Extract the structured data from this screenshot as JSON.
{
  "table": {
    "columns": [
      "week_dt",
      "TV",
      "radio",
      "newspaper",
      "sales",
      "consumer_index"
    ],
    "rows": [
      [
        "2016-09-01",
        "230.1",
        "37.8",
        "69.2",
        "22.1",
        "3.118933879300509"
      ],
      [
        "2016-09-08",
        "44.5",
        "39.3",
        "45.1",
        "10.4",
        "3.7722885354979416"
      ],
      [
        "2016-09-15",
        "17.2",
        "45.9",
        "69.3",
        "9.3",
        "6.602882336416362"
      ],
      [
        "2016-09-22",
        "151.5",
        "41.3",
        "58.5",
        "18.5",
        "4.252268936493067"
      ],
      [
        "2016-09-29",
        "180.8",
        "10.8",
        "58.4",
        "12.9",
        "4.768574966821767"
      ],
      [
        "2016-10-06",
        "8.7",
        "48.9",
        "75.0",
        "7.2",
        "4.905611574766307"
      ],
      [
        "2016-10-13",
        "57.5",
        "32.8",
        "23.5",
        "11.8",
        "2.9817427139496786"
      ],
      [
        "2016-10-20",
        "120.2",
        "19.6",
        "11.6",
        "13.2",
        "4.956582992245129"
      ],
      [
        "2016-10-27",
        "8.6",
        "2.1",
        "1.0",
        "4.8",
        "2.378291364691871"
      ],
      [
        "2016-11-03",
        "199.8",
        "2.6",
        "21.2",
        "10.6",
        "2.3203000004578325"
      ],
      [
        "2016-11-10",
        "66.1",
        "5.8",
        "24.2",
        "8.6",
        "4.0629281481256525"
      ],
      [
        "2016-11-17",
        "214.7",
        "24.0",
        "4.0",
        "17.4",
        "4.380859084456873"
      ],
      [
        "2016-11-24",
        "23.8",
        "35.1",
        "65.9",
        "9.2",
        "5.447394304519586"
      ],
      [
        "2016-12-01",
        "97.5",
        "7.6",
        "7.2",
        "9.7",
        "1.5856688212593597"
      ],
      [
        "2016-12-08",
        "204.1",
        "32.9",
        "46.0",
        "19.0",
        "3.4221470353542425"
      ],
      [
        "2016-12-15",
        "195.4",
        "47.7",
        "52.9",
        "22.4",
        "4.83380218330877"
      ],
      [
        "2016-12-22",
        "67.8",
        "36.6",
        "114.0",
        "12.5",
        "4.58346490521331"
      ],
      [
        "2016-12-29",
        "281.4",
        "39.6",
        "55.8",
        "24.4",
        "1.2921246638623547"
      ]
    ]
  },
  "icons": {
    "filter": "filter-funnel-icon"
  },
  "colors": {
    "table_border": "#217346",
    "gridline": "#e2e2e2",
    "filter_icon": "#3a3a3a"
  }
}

◇ ◇ ◇ ◇

Extract the complete set of records unchanged.

Extract the structured data from this screenshot as JSON.
{
  "table": {
    "columns": [
      "week_dt",
      "TV",
      "radio",
      "newspaper",
      "sales",
      "consumer_index"
    ],
    "rows": [
      [
        "2016-09-01",
        "230.1",
        "37.8",
        "69.2",
        "22.1",
        "3.118933879300509"
      ],
      [
        "2016-09-08",
        "44.5",
        "39.3",
        "45.1",
        "10.4",
        "3.7722885354979416"
      ],
      [
        "2016-09-15",
        "17.2",
        "45.9",
        "69.3",
        "9.3",
        "6.602882336416362"
      ],
      [
        "2016-09-22",
        "151.5",
        "41.3",
        "58.5",
        "18.5",
        "4.252268936493067"
      ],
      [
        "2016-09-29",
        "180.8",
        "10.8",
        "58.4",
        "12.9",
        "4.768574966821767"
      ],
      [
        "2016-10-06",
        "8.7",
        "48.9",
        "75.0",
        "7.2",
        "4.905611574766307"
      ],
      [
        "2016-10-13",
        "57.5",
        "32.8",
        "23.5",
        "11.8",
        "2.9817427139496786"
      ],
      [
        "2016-10-20",
        "120.2",
        "19.6",
        "11.6",
        "13.2",
        "4.956582992245129"
      ],
      [
        "2016-10-27",
        "8.6",
        "2.1",
        "1.0",
        "4.8",
        "2.378291364691871"
      ],
      [
        "2016-11-03",
        "199.8",
        "2.6",
        "21.2",
        "10.6",
        "2.3203000004578325"
      ],
      [
        "2016-11-10",
        "66.1",
        "5.8",
        "24.2",
        "8.6",
        "4.0629281481256525"
      ],
      [
        "2016-11-17",
        "214.7",
        "24.0",
        "4.0",
        "17.4",
        "4.380859084456873"
      ],
      [
        "2016-11-24",
        "23.8",
        "35.1",
        "65.9",
        "9.2",
        "5.447394304519586"
      ],
      [
        "2016-12-01",
        "97.5",
        "7.6",
        "7.2",
        "9.7",
        "1.5856688212593597"
      ],
      [
        "2016-12-08",
        "204.1",
        "32.9",
        "46.0",
        "19.0",
        "3.4221470353542425"
      ],
      [
        "2016-12-15",
        "195.4",
        "47.7",
        "52.9",
        "22.4",
        "4.83380218330877"
      ],
      [
        "2016-12-22",
        "67.8",
        "36.6",
        "114.0",
        "12.5",
        "4.58346490521331"
      ],
      [
        "2016-12-29",
        "281.4",
        "39.6",
        "55.8",
        "24.4",
        "1.2921246638623547"
      ]
    ]
  },
  "icons": {
    "filter": "filter-funnel-icon"
  },
  "colors": {
    "table_border": "#217346",
    "gridline": "#e2e2e2",
    "filter_icon": "#3a3a3a"
  }
}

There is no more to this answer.